<<<<

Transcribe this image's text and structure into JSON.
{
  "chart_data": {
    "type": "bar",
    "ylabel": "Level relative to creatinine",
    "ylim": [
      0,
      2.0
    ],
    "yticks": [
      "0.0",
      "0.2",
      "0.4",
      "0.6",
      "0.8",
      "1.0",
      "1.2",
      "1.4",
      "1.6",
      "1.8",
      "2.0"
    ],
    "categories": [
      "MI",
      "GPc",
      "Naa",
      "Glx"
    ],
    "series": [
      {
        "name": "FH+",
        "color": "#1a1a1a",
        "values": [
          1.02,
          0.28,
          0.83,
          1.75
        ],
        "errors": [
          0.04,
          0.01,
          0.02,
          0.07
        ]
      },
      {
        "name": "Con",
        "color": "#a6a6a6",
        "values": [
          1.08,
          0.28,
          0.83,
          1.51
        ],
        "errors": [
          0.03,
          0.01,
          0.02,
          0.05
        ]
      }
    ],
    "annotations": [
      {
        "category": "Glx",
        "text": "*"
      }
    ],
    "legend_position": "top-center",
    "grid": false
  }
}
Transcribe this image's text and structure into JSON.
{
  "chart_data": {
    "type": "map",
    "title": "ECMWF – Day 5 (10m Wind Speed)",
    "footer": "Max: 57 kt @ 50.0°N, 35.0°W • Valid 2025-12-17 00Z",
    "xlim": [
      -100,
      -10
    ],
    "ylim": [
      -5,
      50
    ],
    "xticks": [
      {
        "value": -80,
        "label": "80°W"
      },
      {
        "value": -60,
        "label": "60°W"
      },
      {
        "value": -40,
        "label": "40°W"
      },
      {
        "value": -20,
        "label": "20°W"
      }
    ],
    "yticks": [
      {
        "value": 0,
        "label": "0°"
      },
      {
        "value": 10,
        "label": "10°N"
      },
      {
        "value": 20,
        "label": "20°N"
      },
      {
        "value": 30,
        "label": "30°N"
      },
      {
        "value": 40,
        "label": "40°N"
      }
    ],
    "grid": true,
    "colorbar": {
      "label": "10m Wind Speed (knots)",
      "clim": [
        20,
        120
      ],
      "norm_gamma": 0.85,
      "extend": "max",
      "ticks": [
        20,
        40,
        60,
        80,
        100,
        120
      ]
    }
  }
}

>>>>

§ **BRIEF**:
Each line of the listing above should be output exactly.

§ **THE RESPONSE**:
Transcribe this image's text and structure into JSON.
{
  "chart_data": {
    "type": "bar",
    "ylabel": "Level relative to creatinine",
    "ylim": [
      0,
      2.0
    ],
    "yticks": [
      "0.0",
      "0.2",
      "0.4",
      "0.6",
      "0.8",
      "1.0",
      "1.2",
      "1.4",
      "1.6",
      "1.8",
      "2.0"
    ],
    "categories": [
      "MI",
      "GPc",
      "Naa",
      "Glx"
    ],
    "series": [
      {
        "name": "FH+",
        "color": "#1a1a1a",
        "values": [
          1.02,
          0.28,
          0.83,
          1.75
        ],
        "errors": [
          0.04,
          0.01,
          0.02,
          0.07
        ]
      },
      {
        "name": "Con",
        "color": "#a6a6a6",
        "values": [
          1.08,
          0.28,
          0.83,
          1.51
        ],
        "errors": [
          0.03,
          0.01,
          0.02,
          0.05
        ]
      }
    ],
    "annotations": [
      {
        "category": "Glx",
        "text": "*"
      }
    ],
    "legend_position": "top-center",
    "grid": false
  }
}
Transcribe this image's text and structure into JSON.
{
  "chart_data": {
    "type": "map",
    "title": "ECMWF – Day 5 (10m Wind Speed)",
    "footer": "Max: 57 kt @ 50.0°N, 35.0°W • Valid 2025-12-17 00Z",
    "xlim": [
      -100,
      -10
    ],
    "ylim": [
      -5,
      50
    ],
    "xticks": [
      {
        "value": -80,
        "label": "80°W"
      },
      {
        "value": -60,
        "label": "60°W"
      },
      {
        "value": -40,
        "label": "40°W"
      },
      {
        "value": -20,
        "label": "20°W"
      }
    ],
    "yticks": [
      {
        "value": 0,
        "label": "0°"
      },
      {
        "value": 10,
        "label": "10°N"
      },
      {
        "value": 20,
        "label": "20°N"
      },
      {
        "value": 30,
        "label": "30°N"
      },
      {
        "value": 40,
        "label": "40°N"
      }
    ],
    "grid": true,
    "colorbar": {
      "label": "10m Wind Speed (knots)",
      "clim": [
        20,
        120
      ],
      "norm_gamma": 0.85,
      "extend": "max",
      "ticks": [
        20,
        40,
        60,
        80,
        100,
        120
      ]
    }
  }
}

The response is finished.